→ Exercise task
In the entries below, find the lines with the word "positions" and copy them.
----------
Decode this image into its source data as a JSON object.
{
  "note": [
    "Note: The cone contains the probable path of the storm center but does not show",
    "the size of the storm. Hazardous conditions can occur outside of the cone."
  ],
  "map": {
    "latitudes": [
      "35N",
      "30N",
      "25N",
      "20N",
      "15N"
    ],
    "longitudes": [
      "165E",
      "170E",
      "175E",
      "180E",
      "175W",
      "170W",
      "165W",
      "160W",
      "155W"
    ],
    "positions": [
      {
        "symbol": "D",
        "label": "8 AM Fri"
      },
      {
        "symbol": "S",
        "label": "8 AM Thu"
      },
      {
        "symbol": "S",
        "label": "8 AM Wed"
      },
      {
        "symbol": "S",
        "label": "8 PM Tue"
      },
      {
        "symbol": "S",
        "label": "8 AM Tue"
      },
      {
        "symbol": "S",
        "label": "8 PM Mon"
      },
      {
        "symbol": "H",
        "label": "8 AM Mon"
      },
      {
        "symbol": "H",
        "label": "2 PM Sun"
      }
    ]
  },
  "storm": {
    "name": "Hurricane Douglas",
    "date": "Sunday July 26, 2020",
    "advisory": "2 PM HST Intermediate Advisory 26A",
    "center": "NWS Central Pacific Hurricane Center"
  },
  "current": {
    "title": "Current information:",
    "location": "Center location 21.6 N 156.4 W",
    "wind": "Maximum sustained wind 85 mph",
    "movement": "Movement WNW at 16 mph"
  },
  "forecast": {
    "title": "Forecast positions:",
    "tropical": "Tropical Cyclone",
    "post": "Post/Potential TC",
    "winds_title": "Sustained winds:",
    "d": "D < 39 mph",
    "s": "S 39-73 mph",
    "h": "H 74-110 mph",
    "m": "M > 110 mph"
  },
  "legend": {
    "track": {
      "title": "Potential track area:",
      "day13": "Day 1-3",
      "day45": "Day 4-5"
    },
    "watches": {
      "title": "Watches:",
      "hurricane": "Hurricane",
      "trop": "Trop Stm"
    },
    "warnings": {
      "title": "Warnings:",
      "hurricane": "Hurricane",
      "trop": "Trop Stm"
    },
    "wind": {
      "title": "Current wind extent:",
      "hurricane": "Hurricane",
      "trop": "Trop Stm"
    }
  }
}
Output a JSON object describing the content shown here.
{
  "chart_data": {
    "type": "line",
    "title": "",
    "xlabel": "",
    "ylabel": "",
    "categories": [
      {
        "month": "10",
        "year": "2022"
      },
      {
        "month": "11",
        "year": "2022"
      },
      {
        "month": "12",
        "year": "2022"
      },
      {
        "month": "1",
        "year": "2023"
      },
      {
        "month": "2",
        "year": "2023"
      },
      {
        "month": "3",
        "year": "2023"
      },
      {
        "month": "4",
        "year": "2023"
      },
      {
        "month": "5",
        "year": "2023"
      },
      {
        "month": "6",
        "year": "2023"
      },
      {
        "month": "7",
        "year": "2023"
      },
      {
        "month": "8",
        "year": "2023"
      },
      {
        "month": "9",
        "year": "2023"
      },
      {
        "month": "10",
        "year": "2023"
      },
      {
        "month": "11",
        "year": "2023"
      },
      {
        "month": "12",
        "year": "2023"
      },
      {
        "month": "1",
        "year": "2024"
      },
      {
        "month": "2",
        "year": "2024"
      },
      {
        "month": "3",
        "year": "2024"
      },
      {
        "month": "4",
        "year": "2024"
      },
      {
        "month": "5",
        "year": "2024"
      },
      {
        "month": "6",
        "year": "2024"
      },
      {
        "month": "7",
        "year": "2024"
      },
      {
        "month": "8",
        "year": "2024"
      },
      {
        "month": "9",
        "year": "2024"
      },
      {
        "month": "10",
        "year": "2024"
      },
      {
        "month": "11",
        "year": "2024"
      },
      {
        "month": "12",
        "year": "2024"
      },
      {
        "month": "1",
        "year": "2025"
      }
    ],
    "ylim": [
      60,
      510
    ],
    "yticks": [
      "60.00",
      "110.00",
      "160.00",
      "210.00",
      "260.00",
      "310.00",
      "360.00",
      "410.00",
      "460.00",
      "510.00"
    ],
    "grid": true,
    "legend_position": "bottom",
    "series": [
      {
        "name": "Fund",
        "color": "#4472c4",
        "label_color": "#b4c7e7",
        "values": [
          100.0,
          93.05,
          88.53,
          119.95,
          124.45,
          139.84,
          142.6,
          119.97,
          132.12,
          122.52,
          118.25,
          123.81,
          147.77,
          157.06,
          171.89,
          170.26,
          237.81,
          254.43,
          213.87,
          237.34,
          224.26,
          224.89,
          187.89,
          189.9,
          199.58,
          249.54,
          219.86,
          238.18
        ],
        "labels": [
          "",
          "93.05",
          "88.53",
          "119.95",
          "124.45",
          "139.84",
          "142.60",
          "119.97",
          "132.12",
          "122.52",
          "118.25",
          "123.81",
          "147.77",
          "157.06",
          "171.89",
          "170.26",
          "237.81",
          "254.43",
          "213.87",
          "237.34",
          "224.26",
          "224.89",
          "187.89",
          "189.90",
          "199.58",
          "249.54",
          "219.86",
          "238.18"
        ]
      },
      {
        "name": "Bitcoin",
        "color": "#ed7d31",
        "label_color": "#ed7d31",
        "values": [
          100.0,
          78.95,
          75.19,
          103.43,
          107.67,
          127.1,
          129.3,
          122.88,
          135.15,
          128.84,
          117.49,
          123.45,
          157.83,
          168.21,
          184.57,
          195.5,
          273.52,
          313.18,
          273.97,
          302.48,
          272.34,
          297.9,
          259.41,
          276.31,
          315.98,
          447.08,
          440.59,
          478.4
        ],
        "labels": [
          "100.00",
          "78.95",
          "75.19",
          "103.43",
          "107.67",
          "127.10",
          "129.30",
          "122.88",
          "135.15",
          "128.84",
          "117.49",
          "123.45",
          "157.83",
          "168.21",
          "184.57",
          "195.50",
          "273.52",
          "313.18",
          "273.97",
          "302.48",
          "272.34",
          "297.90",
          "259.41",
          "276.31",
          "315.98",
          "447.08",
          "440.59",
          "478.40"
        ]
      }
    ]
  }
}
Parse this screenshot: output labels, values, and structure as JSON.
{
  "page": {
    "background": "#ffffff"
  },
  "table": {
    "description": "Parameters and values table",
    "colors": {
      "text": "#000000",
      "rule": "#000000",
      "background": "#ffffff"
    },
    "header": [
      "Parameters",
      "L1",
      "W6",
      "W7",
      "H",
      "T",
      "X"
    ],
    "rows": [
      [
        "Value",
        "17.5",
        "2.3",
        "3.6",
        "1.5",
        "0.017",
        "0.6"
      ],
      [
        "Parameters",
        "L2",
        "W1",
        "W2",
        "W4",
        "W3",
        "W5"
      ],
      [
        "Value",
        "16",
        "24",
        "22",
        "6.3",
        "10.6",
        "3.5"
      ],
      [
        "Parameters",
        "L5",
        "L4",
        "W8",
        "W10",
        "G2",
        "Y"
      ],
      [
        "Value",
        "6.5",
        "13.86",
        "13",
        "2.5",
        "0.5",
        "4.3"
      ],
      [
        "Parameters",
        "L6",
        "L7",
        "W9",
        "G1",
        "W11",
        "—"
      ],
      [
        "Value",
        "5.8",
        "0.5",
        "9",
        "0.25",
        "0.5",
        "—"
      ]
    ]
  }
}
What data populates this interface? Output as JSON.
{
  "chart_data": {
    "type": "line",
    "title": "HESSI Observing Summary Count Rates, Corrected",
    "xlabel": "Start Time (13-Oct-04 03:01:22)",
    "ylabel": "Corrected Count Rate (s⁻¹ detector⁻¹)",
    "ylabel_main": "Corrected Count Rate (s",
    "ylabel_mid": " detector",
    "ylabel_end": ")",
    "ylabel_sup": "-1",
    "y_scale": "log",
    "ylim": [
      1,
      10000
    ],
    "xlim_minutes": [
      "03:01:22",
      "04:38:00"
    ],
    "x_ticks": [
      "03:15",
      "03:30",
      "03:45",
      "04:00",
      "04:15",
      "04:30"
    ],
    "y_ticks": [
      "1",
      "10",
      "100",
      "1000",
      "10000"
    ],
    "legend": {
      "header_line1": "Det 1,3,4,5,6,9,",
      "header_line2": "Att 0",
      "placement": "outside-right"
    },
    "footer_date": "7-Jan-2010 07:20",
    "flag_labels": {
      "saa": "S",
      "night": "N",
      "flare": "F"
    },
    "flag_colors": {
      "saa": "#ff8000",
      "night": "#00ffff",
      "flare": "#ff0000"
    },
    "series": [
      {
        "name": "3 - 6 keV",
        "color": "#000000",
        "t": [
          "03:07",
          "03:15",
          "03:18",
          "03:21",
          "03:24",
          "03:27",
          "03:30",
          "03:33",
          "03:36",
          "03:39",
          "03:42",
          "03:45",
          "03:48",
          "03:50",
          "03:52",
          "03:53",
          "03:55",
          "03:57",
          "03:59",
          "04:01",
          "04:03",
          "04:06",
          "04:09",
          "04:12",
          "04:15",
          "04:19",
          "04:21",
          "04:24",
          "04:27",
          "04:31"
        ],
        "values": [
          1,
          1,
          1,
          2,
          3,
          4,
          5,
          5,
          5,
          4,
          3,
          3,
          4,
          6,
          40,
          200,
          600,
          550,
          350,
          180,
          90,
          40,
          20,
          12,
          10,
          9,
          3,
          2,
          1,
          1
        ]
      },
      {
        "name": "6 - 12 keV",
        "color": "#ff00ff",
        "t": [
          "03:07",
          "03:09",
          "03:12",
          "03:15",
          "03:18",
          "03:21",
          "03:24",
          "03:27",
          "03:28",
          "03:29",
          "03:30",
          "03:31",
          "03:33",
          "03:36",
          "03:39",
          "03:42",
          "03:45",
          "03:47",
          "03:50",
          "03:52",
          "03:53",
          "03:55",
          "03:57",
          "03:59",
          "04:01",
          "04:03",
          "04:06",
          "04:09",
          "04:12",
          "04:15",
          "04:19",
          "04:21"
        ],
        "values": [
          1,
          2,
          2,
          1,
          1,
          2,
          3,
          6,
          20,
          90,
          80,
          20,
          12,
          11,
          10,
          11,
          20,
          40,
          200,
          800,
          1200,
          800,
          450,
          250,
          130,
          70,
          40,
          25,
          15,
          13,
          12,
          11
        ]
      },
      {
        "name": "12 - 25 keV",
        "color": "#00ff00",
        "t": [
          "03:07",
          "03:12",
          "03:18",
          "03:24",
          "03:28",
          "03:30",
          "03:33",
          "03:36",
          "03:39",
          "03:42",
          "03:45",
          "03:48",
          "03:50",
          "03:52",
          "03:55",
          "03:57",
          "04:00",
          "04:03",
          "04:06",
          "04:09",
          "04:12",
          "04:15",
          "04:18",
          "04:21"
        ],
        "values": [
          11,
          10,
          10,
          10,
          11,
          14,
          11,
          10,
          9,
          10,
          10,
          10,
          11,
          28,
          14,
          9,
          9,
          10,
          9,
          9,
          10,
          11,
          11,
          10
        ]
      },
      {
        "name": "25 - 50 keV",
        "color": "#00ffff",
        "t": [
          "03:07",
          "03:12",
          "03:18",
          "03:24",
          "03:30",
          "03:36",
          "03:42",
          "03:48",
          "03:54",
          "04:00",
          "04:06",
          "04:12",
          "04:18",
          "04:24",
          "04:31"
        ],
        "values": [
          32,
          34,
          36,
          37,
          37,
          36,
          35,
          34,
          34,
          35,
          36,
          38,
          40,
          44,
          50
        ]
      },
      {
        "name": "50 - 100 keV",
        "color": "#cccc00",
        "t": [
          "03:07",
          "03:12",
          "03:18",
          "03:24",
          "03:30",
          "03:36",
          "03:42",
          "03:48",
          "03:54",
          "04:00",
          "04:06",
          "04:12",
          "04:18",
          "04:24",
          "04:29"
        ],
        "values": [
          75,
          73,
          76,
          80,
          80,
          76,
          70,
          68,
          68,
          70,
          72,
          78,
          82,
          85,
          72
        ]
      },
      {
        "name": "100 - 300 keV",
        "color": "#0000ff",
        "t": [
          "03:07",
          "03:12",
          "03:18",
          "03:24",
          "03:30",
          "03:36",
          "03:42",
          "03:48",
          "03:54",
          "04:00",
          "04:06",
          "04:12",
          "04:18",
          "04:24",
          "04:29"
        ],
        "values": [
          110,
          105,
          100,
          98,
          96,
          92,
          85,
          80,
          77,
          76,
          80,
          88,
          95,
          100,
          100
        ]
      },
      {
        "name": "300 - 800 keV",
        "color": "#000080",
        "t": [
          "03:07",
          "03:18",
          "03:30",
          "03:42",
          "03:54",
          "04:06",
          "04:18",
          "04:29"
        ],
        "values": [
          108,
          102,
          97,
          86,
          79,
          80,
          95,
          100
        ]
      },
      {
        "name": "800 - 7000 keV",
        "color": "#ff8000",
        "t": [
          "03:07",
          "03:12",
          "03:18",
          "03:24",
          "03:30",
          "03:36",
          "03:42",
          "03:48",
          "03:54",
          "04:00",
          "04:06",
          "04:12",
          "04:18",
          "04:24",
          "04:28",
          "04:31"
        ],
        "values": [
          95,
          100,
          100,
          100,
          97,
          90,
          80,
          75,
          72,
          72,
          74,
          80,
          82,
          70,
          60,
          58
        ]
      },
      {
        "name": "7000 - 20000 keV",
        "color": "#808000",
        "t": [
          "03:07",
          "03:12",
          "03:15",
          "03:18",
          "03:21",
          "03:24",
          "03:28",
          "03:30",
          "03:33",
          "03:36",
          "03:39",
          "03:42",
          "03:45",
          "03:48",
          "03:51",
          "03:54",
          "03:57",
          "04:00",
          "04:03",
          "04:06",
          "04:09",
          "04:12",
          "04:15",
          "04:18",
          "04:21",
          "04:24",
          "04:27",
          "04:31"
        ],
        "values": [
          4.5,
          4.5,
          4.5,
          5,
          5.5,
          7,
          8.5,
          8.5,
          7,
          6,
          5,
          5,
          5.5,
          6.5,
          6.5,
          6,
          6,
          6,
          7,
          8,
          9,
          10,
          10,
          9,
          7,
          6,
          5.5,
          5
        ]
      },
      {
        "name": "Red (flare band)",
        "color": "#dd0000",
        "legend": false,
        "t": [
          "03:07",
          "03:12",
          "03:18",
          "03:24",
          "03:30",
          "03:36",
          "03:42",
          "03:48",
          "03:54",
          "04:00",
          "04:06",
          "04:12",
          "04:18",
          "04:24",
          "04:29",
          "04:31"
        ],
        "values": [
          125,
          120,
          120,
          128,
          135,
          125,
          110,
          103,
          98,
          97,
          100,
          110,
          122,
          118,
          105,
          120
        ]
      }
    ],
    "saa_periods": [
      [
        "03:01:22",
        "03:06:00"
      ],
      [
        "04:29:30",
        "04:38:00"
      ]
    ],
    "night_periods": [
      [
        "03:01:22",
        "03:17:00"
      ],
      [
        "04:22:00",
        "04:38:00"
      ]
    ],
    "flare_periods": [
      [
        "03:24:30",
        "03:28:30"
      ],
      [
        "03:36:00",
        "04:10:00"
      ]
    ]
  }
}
----------
→ Reply
    "positions": [
    "title": "Forecast positions:",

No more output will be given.